READING PASSAGE ::
+++
To avoid graft rejection, which necessitates life-long immunosuppression, and to avoid ethical issues, the potential for autologous transplantation is very important when stem cell transplantation is considered as a therapeutic option. Induced pluripotent stem cells and tissue stem cells such as enteric nerve system/epithelial stem cells meet this condition and these stem cells also have renewable sources.
There are several potential therapeutic applications of stem cells in the pediatric gastrointestinal diseases.
1) Restore tissue function: This is based on the ability of stem cells to differentiate into multiple cell types: enterocytes, hepatocytes, cardiomyocytes, osteocytes, chondrocytes, and adipocytes. Indications would include failure of the liver, small intestine, or pancreas [4-6].
2) Repair tissue: This is based on the paracrine function of stem cells that act as a source of secreted factors (vascular endothelial growth factor, insulin-like growth factor type 1, epidermal growth factor, etc.) that stimulate repair. Such stem cells could function as different stromal cells or directly modulate immune function [7].
3) Ameliorate disease activity: With mesenchymal stem cells, ameliorating disease is based on immunomodulation, which is mediated by prostaglandin E2, transforming growth factor-beta, and interleukin-10, and inhibition of inflammation, which is mediated by both innate and adaptive immune cells as well as active regulatory T cells by direct and indirect pathways (e.g., TSG-6). Indication would include inflammatory bowel disease or liver failure [8,9]. In addition, immunoablation and allogenic/autologous hemopoietic stem cell transplantation appear to be an effective treatment for some patients with Crohn's disease [10], including infants with early onset Crohn's disease [11].
+++
TASK INSTRUCTIONS :: Name every cell type into which, according to the passage on stem cell therapy for pediatric gastrointestinal disease, stem cells can differentiate.
+++
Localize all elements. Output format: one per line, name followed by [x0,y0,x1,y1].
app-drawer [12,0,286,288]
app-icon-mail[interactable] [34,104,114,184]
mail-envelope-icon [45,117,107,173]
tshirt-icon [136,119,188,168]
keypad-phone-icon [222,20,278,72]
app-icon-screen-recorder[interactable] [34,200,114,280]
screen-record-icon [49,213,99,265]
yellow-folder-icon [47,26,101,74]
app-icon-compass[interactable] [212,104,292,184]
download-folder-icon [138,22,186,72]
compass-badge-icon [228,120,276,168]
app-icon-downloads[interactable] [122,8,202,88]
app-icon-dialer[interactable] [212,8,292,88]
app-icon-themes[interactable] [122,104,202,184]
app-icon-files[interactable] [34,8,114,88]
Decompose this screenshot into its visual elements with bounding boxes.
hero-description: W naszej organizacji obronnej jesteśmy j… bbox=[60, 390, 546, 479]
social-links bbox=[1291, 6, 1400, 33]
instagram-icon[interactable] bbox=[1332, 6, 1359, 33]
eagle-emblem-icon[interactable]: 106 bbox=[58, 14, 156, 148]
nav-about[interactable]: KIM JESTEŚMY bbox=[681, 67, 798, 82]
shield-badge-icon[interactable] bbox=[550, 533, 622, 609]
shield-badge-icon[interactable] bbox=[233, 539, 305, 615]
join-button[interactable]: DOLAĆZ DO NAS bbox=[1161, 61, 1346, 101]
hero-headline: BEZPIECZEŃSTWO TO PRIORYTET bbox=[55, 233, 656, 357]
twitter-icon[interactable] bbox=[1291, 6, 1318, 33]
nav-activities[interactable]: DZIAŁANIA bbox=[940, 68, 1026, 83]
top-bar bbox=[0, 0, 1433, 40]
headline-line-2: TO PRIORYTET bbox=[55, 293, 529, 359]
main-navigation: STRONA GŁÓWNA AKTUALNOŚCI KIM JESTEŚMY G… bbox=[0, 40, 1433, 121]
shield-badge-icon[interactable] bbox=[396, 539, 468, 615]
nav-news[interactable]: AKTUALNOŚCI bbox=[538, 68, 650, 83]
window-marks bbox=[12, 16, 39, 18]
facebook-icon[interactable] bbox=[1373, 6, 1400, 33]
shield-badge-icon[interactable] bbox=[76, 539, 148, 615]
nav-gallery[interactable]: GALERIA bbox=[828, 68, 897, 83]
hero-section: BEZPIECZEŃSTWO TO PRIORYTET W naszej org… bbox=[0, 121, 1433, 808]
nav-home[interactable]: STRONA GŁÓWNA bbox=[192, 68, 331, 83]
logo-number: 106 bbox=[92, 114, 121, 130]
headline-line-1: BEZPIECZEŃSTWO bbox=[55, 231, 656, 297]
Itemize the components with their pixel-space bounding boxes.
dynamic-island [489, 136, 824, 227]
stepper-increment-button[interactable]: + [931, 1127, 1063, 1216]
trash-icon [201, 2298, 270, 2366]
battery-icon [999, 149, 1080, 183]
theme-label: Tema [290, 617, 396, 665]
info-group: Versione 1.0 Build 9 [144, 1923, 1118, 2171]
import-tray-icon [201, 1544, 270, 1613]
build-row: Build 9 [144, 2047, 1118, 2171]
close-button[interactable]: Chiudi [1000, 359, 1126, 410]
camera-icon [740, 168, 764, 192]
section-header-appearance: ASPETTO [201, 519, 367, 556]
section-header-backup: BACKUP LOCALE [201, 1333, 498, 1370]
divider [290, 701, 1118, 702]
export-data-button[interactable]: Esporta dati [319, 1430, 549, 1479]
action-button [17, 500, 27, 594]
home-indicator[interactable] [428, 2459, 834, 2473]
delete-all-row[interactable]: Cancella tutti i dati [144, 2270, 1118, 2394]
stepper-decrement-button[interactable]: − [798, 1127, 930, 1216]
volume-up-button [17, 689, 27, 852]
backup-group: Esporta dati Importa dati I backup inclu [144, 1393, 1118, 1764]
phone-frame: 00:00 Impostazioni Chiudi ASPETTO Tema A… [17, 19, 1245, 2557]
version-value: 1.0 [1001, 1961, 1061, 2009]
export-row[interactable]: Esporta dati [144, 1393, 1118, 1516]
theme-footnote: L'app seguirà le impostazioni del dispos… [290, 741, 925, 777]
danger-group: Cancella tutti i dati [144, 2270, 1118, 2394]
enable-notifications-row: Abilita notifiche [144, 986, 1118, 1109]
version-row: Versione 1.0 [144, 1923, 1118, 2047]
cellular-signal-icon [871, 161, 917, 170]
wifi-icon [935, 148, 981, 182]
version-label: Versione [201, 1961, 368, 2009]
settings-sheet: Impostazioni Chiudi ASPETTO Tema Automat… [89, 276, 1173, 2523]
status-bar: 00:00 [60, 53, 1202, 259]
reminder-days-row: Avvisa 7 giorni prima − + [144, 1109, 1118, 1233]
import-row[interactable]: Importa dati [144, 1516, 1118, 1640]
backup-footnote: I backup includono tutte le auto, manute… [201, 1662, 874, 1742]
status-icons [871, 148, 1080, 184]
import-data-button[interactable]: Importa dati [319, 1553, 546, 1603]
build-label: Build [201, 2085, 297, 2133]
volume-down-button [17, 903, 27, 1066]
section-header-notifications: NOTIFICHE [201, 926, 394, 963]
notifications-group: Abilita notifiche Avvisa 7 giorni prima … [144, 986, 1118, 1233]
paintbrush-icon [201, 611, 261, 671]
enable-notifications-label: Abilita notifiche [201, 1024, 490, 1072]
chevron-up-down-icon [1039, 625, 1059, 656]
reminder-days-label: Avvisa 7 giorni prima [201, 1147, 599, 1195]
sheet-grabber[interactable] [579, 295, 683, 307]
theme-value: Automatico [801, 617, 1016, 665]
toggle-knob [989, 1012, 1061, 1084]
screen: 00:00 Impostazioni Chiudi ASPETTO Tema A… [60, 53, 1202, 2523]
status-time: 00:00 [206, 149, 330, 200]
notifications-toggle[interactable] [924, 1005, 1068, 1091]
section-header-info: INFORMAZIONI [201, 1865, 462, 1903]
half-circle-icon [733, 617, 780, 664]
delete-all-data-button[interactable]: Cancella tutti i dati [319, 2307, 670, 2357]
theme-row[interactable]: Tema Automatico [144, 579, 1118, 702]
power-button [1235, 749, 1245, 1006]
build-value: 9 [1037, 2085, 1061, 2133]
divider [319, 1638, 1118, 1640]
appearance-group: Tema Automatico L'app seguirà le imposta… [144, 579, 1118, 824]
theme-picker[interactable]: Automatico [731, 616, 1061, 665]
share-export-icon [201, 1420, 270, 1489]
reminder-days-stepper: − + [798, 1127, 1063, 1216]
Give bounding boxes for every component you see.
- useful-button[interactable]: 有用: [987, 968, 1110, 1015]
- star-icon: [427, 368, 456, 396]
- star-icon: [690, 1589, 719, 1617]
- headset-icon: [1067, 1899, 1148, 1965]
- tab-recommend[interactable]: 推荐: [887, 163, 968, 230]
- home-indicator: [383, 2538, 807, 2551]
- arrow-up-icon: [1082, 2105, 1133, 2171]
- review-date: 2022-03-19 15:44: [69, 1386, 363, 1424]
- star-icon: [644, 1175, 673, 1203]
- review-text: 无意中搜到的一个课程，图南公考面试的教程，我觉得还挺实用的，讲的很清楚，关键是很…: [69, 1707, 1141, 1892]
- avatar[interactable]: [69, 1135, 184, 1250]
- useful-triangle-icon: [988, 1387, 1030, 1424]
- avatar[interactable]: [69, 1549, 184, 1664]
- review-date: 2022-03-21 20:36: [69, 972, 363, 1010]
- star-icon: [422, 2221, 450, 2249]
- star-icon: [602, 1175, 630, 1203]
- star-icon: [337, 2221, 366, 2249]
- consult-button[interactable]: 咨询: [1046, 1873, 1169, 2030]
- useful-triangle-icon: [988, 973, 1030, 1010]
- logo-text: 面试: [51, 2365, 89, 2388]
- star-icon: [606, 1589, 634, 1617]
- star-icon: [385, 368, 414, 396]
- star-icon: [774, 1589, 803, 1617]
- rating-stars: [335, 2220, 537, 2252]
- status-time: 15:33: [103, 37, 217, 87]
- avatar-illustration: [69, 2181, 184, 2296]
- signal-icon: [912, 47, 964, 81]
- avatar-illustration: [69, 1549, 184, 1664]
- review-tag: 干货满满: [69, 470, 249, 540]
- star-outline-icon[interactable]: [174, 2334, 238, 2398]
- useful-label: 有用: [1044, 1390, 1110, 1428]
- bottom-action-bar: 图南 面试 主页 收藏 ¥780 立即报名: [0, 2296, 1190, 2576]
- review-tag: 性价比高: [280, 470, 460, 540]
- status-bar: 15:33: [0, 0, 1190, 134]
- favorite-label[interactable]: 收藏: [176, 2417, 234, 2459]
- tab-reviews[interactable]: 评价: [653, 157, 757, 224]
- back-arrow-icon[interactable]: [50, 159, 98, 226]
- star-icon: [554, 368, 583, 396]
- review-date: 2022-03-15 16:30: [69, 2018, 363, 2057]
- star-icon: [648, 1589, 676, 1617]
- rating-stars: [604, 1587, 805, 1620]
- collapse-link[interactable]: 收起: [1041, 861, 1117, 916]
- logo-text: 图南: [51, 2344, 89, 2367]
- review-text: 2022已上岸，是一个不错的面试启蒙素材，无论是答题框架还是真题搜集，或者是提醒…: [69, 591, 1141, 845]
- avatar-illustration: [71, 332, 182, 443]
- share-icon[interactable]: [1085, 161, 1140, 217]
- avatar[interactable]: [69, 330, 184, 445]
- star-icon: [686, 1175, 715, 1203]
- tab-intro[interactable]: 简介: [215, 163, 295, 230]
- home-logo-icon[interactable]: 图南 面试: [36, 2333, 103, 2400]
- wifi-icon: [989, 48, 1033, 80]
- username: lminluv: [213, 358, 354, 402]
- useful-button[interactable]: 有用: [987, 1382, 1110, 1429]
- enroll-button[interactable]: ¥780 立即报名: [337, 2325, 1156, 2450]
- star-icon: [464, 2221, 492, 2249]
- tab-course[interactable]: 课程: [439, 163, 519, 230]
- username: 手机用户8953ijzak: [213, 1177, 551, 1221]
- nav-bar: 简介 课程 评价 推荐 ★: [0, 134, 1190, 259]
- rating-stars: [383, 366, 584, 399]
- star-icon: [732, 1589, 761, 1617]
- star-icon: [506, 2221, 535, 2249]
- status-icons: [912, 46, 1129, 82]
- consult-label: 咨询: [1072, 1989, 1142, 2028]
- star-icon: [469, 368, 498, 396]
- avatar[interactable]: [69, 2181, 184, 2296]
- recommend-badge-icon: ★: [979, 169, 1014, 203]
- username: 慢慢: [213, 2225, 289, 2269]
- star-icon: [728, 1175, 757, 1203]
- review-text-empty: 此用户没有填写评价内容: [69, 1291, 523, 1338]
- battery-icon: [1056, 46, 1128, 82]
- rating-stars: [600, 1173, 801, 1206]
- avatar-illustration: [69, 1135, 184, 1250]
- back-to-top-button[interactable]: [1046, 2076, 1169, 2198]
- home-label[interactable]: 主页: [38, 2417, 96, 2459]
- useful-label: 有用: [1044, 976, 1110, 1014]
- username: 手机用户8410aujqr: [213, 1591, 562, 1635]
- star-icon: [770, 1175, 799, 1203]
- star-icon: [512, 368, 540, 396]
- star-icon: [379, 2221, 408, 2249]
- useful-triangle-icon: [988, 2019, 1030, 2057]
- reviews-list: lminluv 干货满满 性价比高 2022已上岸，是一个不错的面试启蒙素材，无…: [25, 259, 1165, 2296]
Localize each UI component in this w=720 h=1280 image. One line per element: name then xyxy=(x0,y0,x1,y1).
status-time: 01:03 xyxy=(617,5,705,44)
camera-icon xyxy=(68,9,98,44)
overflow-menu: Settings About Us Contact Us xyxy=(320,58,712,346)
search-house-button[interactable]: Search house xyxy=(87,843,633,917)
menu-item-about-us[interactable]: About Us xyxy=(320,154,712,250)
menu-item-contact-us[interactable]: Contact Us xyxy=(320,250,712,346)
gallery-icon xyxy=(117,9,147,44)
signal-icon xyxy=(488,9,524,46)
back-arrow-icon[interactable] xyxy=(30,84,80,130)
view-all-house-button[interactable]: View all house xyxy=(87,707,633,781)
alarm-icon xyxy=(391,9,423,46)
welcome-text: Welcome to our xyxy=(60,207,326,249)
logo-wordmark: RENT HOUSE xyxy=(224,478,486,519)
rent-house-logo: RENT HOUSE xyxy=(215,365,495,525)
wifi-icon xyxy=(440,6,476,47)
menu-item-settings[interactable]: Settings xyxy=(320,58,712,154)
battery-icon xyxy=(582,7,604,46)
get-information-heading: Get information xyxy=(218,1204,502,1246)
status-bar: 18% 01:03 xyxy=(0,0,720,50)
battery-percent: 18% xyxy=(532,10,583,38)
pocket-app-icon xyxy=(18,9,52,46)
+++
WRITTEN SOLUTION :: Enterocytes, hepatocytes, cardiomyocytes, osteocytes, chondrocytes, and adipocytes.